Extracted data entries
▼

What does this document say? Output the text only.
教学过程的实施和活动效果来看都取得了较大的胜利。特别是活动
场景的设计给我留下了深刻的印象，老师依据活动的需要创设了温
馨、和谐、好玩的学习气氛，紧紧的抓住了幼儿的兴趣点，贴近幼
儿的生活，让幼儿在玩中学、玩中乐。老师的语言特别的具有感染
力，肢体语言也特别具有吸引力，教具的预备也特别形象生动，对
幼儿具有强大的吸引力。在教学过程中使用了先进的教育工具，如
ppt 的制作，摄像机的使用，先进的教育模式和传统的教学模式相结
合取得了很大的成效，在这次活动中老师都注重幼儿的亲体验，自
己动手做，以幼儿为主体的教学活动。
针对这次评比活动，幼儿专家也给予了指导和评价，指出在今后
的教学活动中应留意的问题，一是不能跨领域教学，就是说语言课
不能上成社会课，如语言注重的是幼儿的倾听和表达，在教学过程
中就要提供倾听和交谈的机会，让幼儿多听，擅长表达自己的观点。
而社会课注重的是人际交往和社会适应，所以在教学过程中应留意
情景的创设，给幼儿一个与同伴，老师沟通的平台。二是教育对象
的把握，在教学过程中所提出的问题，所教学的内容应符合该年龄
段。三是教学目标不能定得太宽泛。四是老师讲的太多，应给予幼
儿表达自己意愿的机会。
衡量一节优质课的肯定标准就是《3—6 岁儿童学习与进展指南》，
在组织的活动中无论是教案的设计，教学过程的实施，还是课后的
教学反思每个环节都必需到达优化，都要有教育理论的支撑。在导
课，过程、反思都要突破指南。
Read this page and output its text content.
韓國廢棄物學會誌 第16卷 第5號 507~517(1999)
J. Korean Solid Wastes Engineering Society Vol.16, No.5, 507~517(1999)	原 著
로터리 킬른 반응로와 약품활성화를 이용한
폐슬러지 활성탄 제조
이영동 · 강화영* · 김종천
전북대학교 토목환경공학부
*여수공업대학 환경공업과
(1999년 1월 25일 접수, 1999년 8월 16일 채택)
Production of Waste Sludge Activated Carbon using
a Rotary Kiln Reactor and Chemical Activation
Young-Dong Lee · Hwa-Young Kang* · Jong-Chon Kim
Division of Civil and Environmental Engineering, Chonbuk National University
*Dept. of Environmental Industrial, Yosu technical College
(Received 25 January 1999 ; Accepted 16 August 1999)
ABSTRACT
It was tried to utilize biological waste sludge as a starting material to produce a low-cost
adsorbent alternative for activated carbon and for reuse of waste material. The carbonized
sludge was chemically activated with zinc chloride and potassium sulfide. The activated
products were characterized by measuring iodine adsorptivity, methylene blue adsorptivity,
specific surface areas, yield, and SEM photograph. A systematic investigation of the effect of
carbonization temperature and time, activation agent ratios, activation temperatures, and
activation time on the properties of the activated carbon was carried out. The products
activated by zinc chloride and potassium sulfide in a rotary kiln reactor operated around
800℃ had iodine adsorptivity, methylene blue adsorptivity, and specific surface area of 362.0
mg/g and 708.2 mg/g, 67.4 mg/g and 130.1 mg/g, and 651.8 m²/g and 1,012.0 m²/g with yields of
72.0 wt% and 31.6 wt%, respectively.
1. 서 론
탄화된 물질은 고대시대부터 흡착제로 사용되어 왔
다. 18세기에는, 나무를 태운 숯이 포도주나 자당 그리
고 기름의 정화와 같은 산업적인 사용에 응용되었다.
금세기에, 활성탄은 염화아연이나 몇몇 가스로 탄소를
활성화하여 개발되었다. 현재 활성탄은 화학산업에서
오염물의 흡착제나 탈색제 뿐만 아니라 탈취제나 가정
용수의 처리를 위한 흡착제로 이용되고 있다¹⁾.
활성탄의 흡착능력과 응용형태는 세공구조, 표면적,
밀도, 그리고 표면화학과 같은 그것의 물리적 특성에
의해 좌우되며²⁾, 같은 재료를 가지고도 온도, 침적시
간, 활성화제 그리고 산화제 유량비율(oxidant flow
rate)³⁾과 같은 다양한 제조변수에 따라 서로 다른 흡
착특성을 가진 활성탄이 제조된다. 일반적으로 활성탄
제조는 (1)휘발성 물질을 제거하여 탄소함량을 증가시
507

▲

Instructions for the task
Reproduce the data in its entirety, matching each character.

Result for this exercise
What does this document say? Output the text only.
教学过程的实施和活动效果来看都取得了较大的胜利。特别是活动
场景的设计给我留下了深刻的印象，老师依据活动的需要创设了温
馨、和谐、好玩的学习气氛，紧紧的抓住了幼儿的兴趣点，贴近幼
儿的生活，让幼儿在玩中学、玩中乐。老师的语言特别的具有感染
力，肢体语言也特别具有吸引力，教具的预备也特别形象生动，对
幼儿具有强大的吸引力。在教学过程中使用了先进的教育工具，如
ppt 的制作，摄像机的使用，先进的教育模式和传统的教学模式相结
合取得了很大的成效，在这次活动中老师都注重幼儿的亲体验，自
己动手做，以幼儿为主体的教学活动。
针对这次评比活动，幼儿专家也给予了指导和评价，指出在今后
的教学活动中应留意的问题，一是不能跨领域教学，就是说语言课
不能上成社会课，如语言注重的是幼儿的倾听和表达，在教学过程
中就要提供倾听和交谈的机会，让幼儿多听，擅长表达自己的观点。
而社会课注重的是人际交往和社会适应，所以在教学过程中应留意
情景的创设，给幼儿一个与同伴，老师沟通的平台。二是教育对象
的把握，在教学过程中所提出的问题，所教学的内容应符合该年龄
段。三是教学目标不能定得太宽泛。四是老师讲的太多，应给予幼
儿表达自己意愿的机会。
衡量一节优质课的肯定标准就是《3—6 岁儿童学习与进展指南》，
在组织的活动中无论是教案的设计，教学过程的实施，还是课后的
教学反思每个环节都必需到达优化，都要有教育理论的支撑。在导
课，过程、反思都要突破指南。
Read this page and output its text content.
韓國廢棄物學會誌 第16卷 第5號 507~517(1999)
J. Korean Solid Wastes Engineering Society Vol.16, No.5, 507~517(1999)	原 著
로터리 킬른 반응로와 약품활성화를 이용한
폐슬러지 활성탄 제조
이영동 · 강화영* · 김종천
전북대학교 토목환경공학부
*여수공업대학 환경공업과
(1999년 1월 25일 접수, 1999년 8월 16일 채택)
Production of Waste Sludge Activated Carbon using
a Rotary Kiln Reactor and Chemical Activation
Young-Dong Lee · Hwa-Young Kang* · Jong-Chon Kim
Division of Civil and Environmental Engineering, Chonbuk National University
*Dept. of Environmental Industrial, Yosu technical College
(Received 25 January 1999 ; Accepted 16 August 1999)
ABSTRACT
It was tried to utilize biological waste sludge as a starting material to produce a low-cost
adsorbent alternative for activated carbon and for reuse of waste material. The carbonized
sludge was chemically activated with zinc chloride and potassium sulfide. The activated
products were characterized by measuring iodine adsorptivity, methylene blue adsorptivity,
specific surface areas, yield, and SEM photograph. A systematic investigation of the effect of
carbonization temperature and time, activation agent ratios, activation temperatures, and
activation time on the properties of the activated carbon was carried out. The products
activated by zinc chloride and potassium sulfide in a rotary kiln reactor operated around
800℃ had iodine adsorptivity, methylene blue adsorptivity, and specific surface area of 362.0
mg/g and 708.2 mg/g, 67.4 mg/g and 130.1 mg/g, and 651.8 m²/g and 1,012.0 m²/g with yields of
72.0 wt% and 31.6 wt%, respectively.
1. 서 론
탄화된 물질은 고대시대부터 흡착제로 사용되어 왔
다. 18세기에는, 나무를 태운 숯이 포도주나 자당 그리
고 기름의 정화와 같은 산업적인 사용에 응용되었다.
금세기에, 활성탄은 염화아연이나 몇몇 가스로 탄소를
활성화하여 개발되었다. 현재 활성탄은 화학산업에서
오염물의 흡착제나 탈색제 뿐만 아니라 탈취제나 가정
용수의 처리를 위한 흡착제로 이용되고 있다¹⁾.
활성탄의 흡착능력과 응용형태는 세공구조, 표면적,
밀도, 그리고 표면화학과 같은 그것의 물리적 특성에
의해 좌우되며²⁾, 같은 재료를 가지고도 온도, 침적시
간, 활성화제 그리고 산화제 유량비율(oxidant flow
rate)³⁾과 같은 다양한 제조변수에 따라 서로 다른 흡
착특성을 가진 활성탄이 제조된다. 일반적으로 활성탄
제조는 (1)휘발성 물질을 제거하여 탄소함량을 증가시
507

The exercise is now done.